◆ What you need to do ◆
Give the number of lines in the data that hold the word "location", and nothing else.

◆ Exercise material ◆
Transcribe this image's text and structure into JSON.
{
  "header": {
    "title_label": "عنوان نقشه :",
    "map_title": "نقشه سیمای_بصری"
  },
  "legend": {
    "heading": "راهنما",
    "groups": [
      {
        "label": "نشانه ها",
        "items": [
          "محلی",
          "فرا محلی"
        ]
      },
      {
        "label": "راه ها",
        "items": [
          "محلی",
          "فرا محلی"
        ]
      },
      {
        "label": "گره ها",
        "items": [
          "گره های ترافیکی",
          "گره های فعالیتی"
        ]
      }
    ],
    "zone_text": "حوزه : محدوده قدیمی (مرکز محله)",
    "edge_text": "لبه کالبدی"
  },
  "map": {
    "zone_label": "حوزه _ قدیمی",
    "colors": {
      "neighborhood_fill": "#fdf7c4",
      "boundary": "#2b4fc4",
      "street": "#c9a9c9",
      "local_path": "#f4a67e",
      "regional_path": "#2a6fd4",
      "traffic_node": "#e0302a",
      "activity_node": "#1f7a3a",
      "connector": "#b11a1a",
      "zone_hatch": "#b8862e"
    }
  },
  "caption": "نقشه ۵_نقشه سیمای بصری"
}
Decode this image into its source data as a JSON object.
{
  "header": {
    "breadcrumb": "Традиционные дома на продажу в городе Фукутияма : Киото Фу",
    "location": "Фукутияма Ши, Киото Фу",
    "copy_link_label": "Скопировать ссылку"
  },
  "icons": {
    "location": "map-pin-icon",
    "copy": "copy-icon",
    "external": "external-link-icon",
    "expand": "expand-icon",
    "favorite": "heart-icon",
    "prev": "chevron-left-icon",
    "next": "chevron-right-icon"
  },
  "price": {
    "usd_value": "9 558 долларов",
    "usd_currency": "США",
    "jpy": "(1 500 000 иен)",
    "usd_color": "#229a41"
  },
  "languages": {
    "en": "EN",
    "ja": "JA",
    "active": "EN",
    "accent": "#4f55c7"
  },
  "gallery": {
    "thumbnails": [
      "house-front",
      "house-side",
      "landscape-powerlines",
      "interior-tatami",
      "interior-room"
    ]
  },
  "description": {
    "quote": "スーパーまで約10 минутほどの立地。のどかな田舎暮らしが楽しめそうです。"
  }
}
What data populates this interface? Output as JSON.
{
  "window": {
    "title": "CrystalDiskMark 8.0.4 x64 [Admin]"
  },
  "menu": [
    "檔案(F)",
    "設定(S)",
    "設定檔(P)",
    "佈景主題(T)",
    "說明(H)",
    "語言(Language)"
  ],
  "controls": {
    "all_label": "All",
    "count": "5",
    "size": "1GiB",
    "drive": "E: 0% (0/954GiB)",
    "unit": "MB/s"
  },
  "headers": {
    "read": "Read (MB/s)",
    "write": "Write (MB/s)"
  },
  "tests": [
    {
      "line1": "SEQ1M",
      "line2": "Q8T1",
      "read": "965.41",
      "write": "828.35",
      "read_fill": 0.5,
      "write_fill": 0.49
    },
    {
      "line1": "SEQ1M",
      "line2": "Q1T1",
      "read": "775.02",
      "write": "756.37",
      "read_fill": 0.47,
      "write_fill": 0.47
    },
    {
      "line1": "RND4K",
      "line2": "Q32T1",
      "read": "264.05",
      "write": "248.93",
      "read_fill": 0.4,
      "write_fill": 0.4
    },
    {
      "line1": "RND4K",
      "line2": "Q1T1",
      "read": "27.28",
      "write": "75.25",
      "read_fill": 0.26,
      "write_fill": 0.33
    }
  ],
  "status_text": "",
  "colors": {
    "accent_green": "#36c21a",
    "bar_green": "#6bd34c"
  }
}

◆ Response to this exercise ◆
2